YOUR TASK ::
Retype the material word for word.

DATASET ENTRIES ::
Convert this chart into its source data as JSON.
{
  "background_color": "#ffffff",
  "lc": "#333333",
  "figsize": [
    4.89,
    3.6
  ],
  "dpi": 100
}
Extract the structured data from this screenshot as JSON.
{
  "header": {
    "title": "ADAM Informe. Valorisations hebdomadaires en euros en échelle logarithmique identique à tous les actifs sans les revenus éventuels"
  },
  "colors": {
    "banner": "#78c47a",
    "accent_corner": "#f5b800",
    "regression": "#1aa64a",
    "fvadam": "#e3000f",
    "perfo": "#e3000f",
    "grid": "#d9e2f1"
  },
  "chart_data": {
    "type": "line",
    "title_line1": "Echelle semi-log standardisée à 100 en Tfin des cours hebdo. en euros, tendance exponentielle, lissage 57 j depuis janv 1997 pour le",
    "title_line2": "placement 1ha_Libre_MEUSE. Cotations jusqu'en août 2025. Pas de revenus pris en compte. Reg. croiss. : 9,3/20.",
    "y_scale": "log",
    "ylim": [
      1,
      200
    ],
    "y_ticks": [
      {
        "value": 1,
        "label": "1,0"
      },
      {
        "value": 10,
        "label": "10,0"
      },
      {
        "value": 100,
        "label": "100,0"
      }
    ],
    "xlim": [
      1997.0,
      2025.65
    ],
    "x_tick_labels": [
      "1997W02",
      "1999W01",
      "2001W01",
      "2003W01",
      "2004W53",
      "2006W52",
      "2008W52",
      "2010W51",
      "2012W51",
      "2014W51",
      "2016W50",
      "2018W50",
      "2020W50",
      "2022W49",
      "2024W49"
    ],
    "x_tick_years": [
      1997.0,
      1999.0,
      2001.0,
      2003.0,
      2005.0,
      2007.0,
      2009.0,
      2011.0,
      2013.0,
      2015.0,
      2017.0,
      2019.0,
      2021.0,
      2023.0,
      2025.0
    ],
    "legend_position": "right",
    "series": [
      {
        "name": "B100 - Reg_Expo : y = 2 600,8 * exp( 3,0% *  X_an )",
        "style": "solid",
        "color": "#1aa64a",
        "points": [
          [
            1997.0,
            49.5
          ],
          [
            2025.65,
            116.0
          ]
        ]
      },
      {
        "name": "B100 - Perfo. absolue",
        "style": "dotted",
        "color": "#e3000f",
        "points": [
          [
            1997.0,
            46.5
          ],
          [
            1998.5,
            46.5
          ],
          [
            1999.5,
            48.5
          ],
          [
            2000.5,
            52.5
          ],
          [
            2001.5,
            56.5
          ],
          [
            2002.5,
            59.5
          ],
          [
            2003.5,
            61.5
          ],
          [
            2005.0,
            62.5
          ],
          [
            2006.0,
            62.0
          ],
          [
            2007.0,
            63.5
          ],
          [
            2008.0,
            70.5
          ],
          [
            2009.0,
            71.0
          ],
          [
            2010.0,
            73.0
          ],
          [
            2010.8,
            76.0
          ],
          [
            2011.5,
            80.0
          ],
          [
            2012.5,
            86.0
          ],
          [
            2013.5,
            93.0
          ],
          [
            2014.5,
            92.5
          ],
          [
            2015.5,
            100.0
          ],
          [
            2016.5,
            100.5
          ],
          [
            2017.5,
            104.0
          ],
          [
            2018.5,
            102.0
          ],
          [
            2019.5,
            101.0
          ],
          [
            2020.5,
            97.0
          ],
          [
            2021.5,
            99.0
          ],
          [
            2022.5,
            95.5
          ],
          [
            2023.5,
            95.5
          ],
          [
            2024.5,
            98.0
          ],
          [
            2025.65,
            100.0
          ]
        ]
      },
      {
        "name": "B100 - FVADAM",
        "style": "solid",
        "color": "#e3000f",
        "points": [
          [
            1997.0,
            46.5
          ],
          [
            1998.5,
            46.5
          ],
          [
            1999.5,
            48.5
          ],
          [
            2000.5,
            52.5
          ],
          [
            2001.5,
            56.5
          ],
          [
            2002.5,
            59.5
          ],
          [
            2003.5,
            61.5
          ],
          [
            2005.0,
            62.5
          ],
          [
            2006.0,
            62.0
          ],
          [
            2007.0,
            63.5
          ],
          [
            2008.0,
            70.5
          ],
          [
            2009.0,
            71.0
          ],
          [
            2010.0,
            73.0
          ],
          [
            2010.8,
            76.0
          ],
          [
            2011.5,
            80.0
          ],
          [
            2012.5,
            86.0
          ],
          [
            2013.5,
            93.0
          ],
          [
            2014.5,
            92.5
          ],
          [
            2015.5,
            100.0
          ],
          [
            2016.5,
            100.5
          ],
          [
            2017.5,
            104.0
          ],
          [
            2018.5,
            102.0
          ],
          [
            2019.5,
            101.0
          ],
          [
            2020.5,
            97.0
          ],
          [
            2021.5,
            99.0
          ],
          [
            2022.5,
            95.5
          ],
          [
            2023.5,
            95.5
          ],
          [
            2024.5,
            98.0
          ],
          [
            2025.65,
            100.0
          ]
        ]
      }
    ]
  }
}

TASK OUTPUT ::
Convert this chart into its source data as JSON.
{
  "background_color": "#ffffff",
  "lc": "#333333",
  "figsize": [
    4.89,
    3.6
  ],
  "dpi": 100
}
Extract the structured data from this screenshot as JSON.
{
  "header": {
    "title": "ADAM Informe. Valorisations hebdomadaires en euros en échelle logarithmique identique à tous les actifs sans les revenus éventuels"
  },
  "colors": {
    "banner": "#78c47a",
    "accent_corner": "#f5b800",
    "regression": "#1aa64a",
    "fvadam": "#e3000f",
    "perfo": "#e3000f",
    "grid": "#d9e2f1"
  },
  "chart_data": {
    "type": "line",
    "title_line1": "Echelle semi-log standardisée à 100 en Tfin des cours hebdo. en euros, tendance exponentielle, lissage 57 j depuis janv 1997 pour le",
    "title_line2": "placement 1ha_Libre_MEUSE. Cotations jusqu'en août 2025. Pas de revenus pris en compte. Reg. croiss. : 9,3/20.",
    "y_scale": "log",
    "ylim": [
      1,
      200
    ],
    "y_ticks": [
      {
        "value": 1,
        "label": "1,0"
      },
      {
        "value": 10,
        "label": "10,0"
      },
      {
        "value": 100,
        "label": "100,0"
      }
    ],
    "xlim": [
      1997.0,
      2025.65
    ],
    "x_tick_labels": [
      "1997W02",
      "1999W01",
      "2001W01",
      "2003W01",
      "2004W53",
      "2006W52",
      "2008W52",
      "2010W51",
      "2012W51",
      "2014W51",
      "2016W50",
      "2018W50",
      "2020W50",
      "2022W49",
      "2024W49"
    ],
    "x_tick_years": [
      1997.0,
      1999.0,
      2001.0,
      2003.0,
      2005.0,
      2007.0,
      2009.0,
      2011.0,
      2013.0,
      2015.0,
      2017.0,
      2019.0,
      2021.0,
      2023.0,
      2025.0
    ],
    "legend_position": "right",
    "series": [
      {
        "name": "B100 - Reg_Expo : y = 2 600,8 * exp( 3,0% *  X_an )",
        "style": "solid",
        "color": "#1aa64a",
        "points": [
          [
            1997.0,
            49.5
          ],
          [
            2025.65,
            116.0
          ]
        ]
      },
      {
        "name": "B100 - Perfo. absolue",
        "style": "dotted",
        "color": "#e3000f",
        "points": [
          [
            1997.0,
            46.5
          ],
          [
            1998.5,
            46.5
          ],
          [
            1999.5,
            48.5
          ],
          [
            2000.5,
            52.5
          ],
          [
            2001.5,
            56.5
          ],
          [
            2002.5,
            59.5
          ],
          [
            2003.5,
            61.5
          ],
          [
            2005.0,
            62.5
          ],
          [
            2006.0,
            62.0
          ],
          [
            2007.0,
            63.5
          ],
          [
            2008.0,
            70.5
          ],
          [
            2009.0,
            71.0
          ],
          [
            2010.0,
            73.0
          ],
          [
            2010.8,
            76.0
          ],
          [
            2011.5,
            80.0
          ],
          [
            2012.5,
            86.0
          ],
          [
            2013.5,
            93.0
          ],
          [
            2014.5,
            92.5
          ],
          [
            2015.5,
            100.0
          ],
          [
            2016.5,
            100.5
          ],
          [
            2017.5,
            104.0
          ],
          [
            2018.5,
            102.0
          ],
          [
            2019.5,
            101.0
          ],
          [
            2020.5,
            97.0
          ],
          [
            2021.5,
            99.0
          ],
          [
            2022.5,
            95.5
          ],
          [
            2023.5,
            95.5
          ],
          [
            2024.5,
            98.0
          ],
          [
            2025.65,
            100.0
          ]
        ]
      },
      {
        "name": "B100 - FVADAM",
        "style": "solid",
        "color": "#e3000f",
        "points": [
          [
            1997.0,
            46.5
          ],
          [
            1998.5,
            46.5
          ],
          [
            1999.5,
            48.5
          ],
          [
            2000.5,
            52.5
          ],
          [
            2001.5,
            56.5
          ],
          [
            2002.5,
            59.5
          ],
          [
            2003.5,
            61.5
          ],
          [
            2005.0,
            62.5
          ],
          [
            2006.0,
            62.0
          ],
          [
            2007.0,
            63.5
          ],
          [
            2008.0,
            70.5
          ],
          [
            2009.0,
            71.0
          ],
          [
            2010.0,
            73.0
          ],
          [
            2010.8,
            76.0
          ],
          [
            2011.5,
            80.0
          ],
          [
            2012.5,
            86.0
          ],
          [
            2013.5,
            93.0
          ],
          [
            2014.5,
            92.5
          ],
          [
            2015.5,
            100.0
          ],
          [
            2016.5,
            100.5
          ],
          [
            2017.5,
            104.0
          ],
          [
            2018.5,
            102.0
          ],
          [
            2019.5,
            101.0
          ],
          [
            2020.5,
            97.0
          ],
          [
            2021.5,
            99.0
          ],
          [
            2022.5,
            95.5
          ],
          [
            2023.5,
            95.5
          ],
          [
            2024.5,
            98.0
          ],
          [
            2025.65,
            100.0
          ]
        ]
      }
    ]
  }
}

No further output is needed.